Directions -> Using the data below, tally the lines that include the string "JSON". Only the number is wanted.

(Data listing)
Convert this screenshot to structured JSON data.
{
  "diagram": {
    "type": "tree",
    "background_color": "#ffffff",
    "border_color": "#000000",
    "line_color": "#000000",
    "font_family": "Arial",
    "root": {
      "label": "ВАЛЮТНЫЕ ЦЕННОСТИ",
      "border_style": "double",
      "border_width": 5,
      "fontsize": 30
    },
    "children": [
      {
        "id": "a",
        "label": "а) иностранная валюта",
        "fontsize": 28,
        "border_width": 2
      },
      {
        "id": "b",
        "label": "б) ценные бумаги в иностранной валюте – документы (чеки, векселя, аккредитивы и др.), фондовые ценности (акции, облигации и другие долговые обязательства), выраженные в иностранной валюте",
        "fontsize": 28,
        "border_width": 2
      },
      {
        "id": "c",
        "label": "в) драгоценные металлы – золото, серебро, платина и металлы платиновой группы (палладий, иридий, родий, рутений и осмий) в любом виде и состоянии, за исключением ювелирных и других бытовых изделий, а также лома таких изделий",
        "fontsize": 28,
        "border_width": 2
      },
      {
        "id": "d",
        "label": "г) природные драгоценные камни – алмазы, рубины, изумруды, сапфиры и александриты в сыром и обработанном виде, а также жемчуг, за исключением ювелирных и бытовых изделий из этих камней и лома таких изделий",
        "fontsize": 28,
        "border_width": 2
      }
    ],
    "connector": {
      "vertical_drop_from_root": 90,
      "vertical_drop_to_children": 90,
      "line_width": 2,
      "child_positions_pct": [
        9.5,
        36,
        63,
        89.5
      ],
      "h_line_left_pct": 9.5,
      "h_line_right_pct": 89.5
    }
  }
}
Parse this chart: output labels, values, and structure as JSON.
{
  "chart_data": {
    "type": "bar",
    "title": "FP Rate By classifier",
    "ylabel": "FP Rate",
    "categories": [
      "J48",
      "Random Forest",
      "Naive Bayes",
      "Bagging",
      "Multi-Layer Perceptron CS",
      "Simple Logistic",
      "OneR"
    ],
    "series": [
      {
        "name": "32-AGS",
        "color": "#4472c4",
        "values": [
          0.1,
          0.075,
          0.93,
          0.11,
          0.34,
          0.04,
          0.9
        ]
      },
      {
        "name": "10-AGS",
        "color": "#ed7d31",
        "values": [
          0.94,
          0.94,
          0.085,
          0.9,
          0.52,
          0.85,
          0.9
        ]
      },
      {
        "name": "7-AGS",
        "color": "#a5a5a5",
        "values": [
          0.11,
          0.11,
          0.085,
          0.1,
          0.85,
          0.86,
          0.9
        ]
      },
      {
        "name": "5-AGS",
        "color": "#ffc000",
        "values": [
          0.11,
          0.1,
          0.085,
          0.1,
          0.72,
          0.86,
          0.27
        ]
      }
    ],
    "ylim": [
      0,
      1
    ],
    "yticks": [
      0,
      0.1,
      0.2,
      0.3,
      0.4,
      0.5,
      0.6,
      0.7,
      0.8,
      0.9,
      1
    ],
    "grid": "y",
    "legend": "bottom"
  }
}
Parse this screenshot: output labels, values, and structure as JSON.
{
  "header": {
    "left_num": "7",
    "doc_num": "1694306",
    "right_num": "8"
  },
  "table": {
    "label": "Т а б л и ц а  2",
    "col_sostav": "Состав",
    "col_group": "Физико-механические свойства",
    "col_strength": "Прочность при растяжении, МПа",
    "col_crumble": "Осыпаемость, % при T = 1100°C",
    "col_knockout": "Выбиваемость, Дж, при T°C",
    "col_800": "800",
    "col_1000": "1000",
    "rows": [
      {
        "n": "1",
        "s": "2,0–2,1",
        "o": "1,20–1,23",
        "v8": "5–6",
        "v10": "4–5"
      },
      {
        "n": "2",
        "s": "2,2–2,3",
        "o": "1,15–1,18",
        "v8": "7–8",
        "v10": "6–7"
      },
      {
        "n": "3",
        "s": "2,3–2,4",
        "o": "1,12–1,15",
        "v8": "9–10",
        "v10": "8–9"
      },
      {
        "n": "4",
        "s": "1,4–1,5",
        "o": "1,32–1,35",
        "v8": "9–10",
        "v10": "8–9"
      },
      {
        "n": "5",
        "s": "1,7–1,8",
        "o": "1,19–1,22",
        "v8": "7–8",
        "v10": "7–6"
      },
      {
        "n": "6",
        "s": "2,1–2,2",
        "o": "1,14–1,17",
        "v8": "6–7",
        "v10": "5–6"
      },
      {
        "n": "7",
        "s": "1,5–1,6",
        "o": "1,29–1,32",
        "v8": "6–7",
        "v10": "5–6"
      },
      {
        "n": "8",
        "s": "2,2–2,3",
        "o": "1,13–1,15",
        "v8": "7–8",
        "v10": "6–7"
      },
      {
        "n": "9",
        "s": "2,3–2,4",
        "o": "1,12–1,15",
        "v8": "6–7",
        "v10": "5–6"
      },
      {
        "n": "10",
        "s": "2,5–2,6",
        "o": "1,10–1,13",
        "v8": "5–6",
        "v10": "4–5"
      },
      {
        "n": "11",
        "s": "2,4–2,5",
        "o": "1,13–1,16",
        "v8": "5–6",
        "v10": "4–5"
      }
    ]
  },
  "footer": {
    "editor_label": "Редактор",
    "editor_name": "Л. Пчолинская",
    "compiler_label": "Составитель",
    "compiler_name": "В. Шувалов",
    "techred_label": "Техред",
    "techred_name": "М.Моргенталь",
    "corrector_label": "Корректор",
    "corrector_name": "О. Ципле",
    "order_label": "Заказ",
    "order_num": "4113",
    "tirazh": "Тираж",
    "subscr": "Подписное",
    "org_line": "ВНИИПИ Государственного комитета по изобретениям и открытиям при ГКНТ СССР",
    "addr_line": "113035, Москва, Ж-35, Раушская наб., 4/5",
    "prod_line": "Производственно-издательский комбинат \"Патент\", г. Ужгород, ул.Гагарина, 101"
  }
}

Response -> 3